**Kutipan Teks**
****************

MP Tanggamus – Dana Desa adalah salah satu program dari pemerintah pusat yang bertujuan untuk mensejahterakan masyarakat pedesaan, dimana pemerintah pusat telah menggelontorkan dana secara besar besaran untuk memprioritaskan pembangunan dan meningkatkan taraf hidup masyarakat desa,namun hingga kini masih saja pengelolaan dana desanya terkesan amburadul
Hal itu juga yang terjadi di pemerintahan Pekon Sawang Balak, Kecamatan Cukuh Balak, Kabupaten Tanggamus, menjadi sorotan tajam setelah dugaan kebocoran anggaran Dana Desa (DD) mencuat ke permukaan.
Setelah laporan resmi Ketua Laskar Merah Putih Indonesia (LMPI) Markas Anak Cabang (MAC) Cukuh Balak, Zainuddin, yang melaporkan dugaan penyimpangan penggunaan Alokasi Dana Desa (ADD) ke Inspektorat beberapa waktu lalu, kini salah satu anggota Badan Hippun Pemekonan (BHP) ikut angkat bicara terkait amburadul nya pengelolaan dana desa di pekon Sawang Balak Kecamatan Cukuh Balak Kabupaten Tanggamus.
Kepada awak media, anggota BHP yang enggan disebut namanya mengungkapkan kekecewaannya terhadap kepemimpinan Kepala Pekon (Kakon) Sawang Balak. Pasalnya, hingga saat ini, hak-hak mereka belum juga dibayarkan, meskipun dana desa tahap satu telah dicairkan.

****************

**Informasi yang Diberikan**
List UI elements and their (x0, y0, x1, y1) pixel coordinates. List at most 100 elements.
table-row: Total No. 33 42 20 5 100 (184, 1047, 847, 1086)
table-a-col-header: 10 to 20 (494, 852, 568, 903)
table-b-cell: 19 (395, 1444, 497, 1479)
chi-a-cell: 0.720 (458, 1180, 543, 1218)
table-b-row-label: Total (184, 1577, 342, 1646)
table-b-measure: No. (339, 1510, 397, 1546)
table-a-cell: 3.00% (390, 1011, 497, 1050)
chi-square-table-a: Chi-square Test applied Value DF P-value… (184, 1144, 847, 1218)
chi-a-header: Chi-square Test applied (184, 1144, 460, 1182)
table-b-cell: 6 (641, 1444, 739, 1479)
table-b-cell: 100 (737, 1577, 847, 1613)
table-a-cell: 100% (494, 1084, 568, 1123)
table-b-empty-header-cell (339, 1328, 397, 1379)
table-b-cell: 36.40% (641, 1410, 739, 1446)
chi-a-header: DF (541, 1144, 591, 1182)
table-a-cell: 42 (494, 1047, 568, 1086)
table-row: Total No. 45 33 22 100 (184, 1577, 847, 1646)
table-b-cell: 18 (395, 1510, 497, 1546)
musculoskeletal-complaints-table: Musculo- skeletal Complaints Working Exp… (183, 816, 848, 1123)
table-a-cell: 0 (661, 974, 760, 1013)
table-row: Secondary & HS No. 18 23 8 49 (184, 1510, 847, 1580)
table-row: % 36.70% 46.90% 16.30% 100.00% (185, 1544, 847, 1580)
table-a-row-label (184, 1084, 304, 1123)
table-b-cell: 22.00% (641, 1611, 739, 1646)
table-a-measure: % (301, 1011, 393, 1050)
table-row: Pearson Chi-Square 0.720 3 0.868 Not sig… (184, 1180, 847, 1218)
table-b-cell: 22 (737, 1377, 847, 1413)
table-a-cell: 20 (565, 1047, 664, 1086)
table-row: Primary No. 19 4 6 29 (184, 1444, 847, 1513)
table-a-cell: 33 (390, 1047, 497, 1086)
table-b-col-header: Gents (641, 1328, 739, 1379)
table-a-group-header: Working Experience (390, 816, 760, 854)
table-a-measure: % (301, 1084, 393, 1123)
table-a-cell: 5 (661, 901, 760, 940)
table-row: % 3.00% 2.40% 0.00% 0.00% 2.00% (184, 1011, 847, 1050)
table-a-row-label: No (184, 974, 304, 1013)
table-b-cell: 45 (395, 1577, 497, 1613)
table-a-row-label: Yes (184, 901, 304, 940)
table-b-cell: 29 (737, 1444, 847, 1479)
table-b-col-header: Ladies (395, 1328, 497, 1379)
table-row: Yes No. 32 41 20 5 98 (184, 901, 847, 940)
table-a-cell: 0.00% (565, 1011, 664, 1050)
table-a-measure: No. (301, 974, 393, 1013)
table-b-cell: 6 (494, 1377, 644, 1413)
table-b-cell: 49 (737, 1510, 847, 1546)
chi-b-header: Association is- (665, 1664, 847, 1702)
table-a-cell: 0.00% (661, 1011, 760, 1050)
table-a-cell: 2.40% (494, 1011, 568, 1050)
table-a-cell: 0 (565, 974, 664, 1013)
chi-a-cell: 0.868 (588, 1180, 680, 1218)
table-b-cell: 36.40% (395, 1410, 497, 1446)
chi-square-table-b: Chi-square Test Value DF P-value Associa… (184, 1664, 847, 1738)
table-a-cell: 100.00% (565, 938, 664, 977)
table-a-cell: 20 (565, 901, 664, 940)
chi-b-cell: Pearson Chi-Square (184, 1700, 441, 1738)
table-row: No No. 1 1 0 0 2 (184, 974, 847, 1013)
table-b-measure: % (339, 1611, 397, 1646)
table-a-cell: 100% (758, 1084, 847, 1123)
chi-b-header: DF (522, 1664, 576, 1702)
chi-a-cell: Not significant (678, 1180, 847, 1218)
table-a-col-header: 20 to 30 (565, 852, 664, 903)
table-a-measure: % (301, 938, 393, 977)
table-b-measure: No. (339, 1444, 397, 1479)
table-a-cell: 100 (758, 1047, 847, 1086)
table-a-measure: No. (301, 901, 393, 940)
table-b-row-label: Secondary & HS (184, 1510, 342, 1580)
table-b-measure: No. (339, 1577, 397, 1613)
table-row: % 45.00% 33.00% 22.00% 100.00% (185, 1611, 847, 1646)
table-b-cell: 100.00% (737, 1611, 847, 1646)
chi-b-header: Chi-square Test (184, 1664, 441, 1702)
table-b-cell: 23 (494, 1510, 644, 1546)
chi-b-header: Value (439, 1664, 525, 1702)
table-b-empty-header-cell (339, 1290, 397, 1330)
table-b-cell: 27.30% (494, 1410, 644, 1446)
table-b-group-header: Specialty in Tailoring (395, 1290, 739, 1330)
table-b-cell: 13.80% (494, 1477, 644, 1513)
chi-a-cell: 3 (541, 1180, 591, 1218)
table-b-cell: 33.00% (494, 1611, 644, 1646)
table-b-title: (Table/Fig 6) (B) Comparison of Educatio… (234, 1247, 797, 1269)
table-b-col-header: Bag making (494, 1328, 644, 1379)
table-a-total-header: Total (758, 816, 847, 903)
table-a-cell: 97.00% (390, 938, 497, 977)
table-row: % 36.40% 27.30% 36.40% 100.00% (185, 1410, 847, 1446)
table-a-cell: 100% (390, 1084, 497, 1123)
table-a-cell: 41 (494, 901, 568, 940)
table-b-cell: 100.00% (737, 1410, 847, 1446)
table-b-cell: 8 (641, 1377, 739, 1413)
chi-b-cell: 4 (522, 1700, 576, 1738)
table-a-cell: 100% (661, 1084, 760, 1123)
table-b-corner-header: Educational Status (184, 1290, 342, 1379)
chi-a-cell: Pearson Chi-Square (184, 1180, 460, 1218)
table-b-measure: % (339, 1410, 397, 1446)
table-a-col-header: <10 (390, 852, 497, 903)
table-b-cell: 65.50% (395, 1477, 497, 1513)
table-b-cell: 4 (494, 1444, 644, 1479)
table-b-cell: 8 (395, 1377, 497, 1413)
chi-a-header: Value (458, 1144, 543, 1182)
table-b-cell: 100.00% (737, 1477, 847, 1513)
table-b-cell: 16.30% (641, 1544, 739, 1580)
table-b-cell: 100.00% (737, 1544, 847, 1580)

****************

**Tugas Singkat 1**
Ringkaslah kutipan tentang Dana Desa di atas dalam dua kalimat.
**Tugas Singkat 2**
Tolong sebutkan semua singkatan dalam kutipan tentang Dana Desa di atas yang disertai kepanjangannya, masing-masing beserta kepanjangan tersebut.

**Jawaban Lengkap 1**
Dana Desa merupakan program pemerintah pusat untuk menyejahterakan masyarakat pedesaan, tetapi pengelolaannya hingga kini masih terkesan amburadul, termasuk di Pekon Sawang Balak, Kecamatan Cukuh Balak, Kabupaten Tanggamus, yang menjadi sorotan setelah muncul dugaan kebocoran anggaran. Setelah Ketua LMPI MAC Cukuh Balak, Zainuddin, melaporkan dugaan penyimpangan ADD ke Inspektorat, seorang anggota BHP yang enggan disebut namanya mengungkapkan kekecewaan terhadap Kepala Pekon karena hak-hak mereka belum dibayarkan meskipun dana desa tahap satu sudah dicairkan.

**Jawaban Lengkap 2**
- DD: Dana Desa
- LMPI: Laskar Merah Putih Indonesia
- MAC: Markas Anak Cabang
- ADD: Alokasi Dana Desa
- BHP: Badan Hippun Pemekonan
- Kakon: Kepala Pekon